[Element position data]
:::
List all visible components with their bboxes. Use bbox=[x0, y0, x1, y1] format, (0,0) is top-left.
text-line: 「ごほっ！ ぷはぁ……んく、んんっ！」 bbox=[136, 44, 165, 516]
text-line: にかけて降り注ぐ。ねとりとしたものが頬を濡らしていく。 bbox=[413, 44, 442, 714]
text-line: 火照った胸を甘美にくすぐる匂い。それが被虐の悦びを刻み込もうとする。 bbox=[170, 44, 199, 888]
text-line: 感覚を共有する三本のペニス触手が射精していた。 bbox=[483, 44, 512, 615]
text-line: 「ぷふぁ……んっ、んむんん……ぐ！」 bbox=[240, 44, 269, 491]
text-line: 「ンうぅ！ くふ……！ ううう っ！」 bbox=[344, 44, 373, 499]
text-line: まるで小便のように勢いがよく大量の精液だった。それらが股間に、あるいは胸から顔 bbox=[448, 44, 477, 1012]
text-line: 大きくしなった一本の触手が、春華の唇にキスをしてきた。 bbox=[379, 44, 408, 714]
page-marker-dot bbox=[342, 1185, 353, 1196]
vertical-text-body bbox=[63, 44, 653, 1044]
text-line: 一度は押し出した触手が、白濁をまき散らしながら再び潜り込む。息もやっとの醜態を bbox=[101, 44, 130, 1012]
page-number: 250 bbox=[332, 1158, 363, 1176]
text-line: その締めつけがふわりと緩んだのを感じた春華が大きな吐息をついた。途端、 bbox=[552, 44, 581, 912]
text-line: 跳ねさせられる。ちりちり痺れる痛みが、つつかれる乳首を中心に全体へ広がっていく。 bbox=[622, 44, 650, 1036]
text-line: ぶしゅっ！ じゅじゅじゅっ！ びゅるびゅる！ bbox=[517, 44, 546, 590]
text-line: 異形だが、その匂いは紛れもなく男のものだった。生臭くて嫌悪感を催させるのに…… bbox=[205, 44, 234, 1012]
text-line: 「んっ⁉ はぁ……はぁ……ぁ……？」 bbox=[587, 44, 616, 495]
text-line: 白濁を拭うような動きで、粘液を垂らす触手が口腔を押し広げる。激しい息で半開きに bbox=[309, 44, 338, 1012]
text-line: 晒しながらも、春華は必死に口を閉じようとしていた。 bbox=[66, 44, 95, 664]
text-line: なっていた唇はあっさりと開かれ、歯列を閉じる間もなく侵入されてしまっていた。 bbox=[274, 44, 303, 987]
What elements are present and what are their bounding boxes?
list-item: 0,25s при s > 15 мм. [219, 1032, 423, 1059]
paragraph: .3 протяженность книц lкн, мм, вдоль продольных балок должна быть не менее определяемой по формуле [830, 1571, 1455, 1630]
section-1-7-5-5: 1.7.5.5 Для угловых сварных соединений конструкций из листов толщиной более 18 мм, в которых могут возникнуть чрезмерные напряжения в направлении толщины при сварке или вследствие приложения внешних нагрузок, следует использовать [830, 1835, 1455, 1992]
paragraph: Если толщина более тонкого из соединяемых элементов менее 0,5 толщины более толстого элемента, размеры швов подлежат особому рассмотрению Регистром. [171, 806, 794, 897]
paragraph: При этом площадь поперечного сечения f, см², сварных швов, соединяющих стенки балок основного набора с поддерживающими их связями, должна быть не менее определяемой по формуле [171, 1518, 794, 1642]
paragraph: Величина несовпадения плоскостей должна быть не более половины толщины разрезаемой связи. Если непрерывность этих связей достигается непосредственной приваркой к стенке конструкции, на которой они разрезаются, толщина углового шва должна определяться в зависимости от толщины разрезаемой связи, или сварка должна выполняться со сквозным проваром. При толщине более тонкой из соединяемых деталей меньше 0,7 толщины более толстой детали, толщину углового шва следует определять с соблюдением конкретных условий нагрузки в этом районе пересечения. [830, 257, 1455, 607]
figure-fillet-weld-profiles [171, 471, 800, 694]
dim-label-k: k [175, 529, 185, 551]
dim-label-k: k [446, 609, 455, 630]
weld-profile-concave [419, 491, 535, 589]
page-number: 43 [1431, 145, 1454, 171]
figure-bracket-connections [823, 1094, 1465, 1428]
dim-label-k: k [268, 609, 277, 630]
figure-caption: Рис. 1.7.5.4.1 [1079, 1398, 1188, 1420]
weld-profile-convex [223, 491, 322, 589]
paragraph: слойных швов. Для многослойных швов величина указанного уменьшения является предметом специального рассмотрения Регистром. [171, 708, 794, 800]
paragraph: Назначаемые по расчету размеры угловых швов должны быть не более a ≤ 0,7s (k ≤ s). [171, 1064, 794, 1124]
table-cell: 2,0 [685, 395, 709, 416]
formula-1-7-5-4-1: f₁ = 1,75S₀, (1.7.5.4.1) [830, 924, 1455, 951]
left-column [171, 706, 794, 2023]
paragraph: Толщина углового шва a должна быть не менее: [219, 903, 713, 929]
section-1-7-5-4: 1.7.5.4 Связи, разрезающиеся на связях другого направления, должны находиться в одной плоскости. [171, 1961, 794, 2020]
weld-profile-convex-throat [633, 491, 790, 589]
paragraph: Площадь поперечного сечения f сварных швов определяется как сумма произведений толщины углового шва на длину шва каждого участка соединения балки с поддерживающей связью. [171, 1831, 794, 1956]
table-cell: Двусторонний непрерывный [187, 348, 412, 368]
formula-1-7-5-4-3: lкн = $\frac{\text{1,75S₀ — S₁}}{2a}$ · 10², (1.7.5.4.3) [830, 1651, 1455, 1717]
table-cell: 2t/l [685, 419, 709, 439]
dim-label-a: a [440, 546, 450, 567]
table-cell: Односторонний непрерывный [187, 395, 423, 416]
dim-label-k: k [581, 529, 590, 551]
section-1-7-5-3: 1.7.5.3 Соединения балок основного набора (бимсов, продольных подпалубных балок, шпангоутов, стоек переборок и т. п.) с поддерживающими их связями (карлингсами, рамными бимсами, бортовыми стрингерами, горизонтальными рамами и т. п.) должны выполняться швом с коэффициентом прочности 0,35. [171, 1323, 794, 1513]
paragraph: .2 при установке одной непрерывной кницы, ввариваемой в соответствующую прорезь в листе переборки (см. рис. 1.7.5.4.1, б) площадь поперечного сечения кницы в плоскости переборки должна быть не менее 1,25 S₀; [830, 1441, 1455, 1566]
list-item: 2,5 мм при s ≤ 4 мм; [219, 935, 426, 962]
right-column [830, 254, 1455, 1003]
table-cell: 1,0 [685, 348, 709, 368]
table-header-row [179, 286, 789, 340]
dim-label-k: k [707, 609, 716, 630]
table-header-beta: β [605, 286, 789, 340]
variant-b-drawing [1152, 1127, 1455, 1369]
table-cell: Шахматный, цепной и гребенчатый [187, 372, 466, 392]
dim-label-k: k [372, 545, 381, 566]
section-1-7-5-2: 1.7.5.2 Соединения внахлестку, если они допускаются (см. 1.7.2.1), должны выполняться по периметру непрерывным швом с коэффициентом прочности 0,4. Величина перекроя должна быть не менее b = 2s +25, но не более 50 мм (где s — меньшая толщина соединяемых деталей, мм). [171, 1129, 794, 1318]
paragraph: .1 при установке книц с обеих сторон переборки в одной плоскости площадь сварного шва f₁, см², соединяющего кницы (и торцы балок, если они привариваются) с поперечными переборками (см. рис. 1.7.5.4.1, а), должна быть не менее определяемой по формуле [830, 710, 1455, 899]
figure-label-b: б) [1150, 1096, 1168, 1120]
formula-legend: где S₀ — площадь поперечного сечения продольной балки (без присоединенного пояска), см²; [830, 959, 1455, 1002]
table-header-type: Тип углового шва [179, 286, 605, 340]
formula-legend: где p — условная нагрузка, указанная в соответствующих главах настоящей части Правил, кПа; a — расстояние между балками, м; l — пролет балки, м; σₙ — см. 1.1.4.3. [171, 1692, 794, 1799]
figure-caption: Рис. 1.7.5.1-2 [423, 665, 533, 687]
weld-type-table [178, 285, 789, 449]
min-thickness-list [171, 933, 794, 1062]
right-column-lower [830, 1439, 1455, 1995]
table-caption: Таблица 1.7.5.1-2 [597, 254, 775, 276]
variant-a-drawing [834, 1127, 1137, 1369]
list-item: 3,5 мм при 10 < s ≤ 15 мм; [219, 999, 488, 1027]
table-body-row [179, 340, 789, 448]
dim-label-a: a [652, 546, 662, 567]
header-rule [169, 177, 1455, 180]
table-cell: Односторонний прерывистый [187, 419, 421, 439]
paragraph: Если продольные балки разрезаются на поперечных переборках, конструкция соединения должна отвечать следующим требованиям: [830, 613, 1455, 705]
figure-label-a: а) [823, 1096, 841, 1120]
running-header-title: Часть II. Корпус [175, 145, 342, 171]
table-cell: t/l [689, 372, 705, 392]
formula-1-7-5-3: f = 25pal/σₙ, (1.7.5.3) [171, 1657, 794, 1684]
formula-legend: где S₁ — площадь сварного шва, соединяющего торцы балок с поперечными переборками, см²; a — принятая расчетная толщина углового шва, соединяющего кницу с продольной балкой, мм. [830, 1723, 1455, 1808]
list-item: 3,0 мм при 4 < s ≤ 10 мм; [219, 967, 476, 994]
:::
* Your instructions
Transcribe the entries above without any changes, from the very first line through the line that contains "paragraph: При этом", including both ends.

* Written reply
List all visible components with their bboxes. Use bbox=[x0, y0, x1, y1] format, (0,0) is top-left.
text-line: 「ごほっ！ ぷはぁ……んく、んんっ！」 bbox=[136, 44, 165, 516]
text-line: にかけて降り注ぐ。ねとりとしたものが頬を濡らしていく。 bbox=[413, 44, 442, 714]
text-line: 火照った胸を甘美にくすぐる匂い。それが被虐の悦びを刻み込もうとする。 bbox=[170, 44, 199, 888]
text-line: 感覚を共有する三本のペニス触手が射精していた。 bbox=[483, 44, 512, 615]
text-line: 「ぷふぁ……んっ、んむんん……ぐ！」 bbox=[240, 44, 269, 491]
text-line: 「ンうぅ！ くふ……！ ううう っ！」 bbox=[344, 44, 373, 499]
text-line: まるで小便のように勢いがよく大量の精液だった。それらが股間に、あるいは胸から顔 bbox=[448, 44, 477, 1012]
text-line: 大きくしなった一本の触手が、春華の唇にキスをしてきた。 bbox=[379, 44, 408, 714]
page-marker-dot bbox=[342, 1185, 353, 1196]
vertical-text-body bbox=[63, 44, 653, 1044]
text-line: 一度は押し出した触手が、白濁をまき散らしながら再び潜り込む。息もやっとの醜態を bbox=[101, 44, 130, 1012]
page-number: 250 bbox=[332, 1158, 363, 1176]
text-line: その締めつけがふわりと緩んだのを感じた春華が大きな吐息をついた。途端、 bbox=[552, 44, 581, 912]
text-line: 跳ねさせられる。ちりちり痺れる痛みが、つつかれる乳首を中心に全体へ広がっていく。 bbox=[622, 44, 650, 1036]
text-line: ぶしゅっ！ じゅじゅじゅっ！ びゅるびゅる！ bbox=[517, 44, 546, 590]
text-line: 異形だが、その匂いは紛れもなく男のものだった。生臭くて嫌悪感を催させるのに…… bbox=[205, 44, 234, 1012]
text-line: 「んっ⁉ はぁ……はぁ……ぁ……？」 bbox=[587, 44, 616, 495]
text-line: 白濁を拭うような動きで、粘液を垂らす触手が口腔を押し広げる。激しい息で半開きに bbox=[309, 44, 338, 1012]
text-line: 晒しながらも、春華は必死に口を閉じようとしていた。 bbox=[66, 44, 95, 664]
text-line: なっていた唇はあっさりと開かれ、歯列を閉じる間もなく侵入されてしまっていた。 bbox=[274, 44, 303, 987]
What elements are present and what are their bounding boxes?
list-item: 0,25s при s > 15 мм. [219, 1032, 423, 1059]
paragraph: .3 протяженность книц lкн, мм, вдоль продольных балок должна быть не менее определяемой по формуле [830, 1571, 1455, 1630]
section-1-7-5-5: 1.7.5.5 Для угловых сварных соединений конструкций из листов толщиной более 18 мм, в которых могут возникнуть чрезмерные напряжения в направлении толщины при сварке или вследствие приложения внешних нагрузок, следует использовать [830, 1835, 1455, 1992]
paragraph: Если толщина более тонкого из соединяемых элементов менее 0,5 толщины более толстого элемента, размеры швов подлежат особому рассмотрению Регистром. [171, 806, 794, 897]
paragraph: При этом площадь поперечного сечения f, см², сварных швов, соединяющих стенки балок основного набора с поддерживающими их связями, должна быть не менее определяемой по формуле [171, 1518, 794, 1642]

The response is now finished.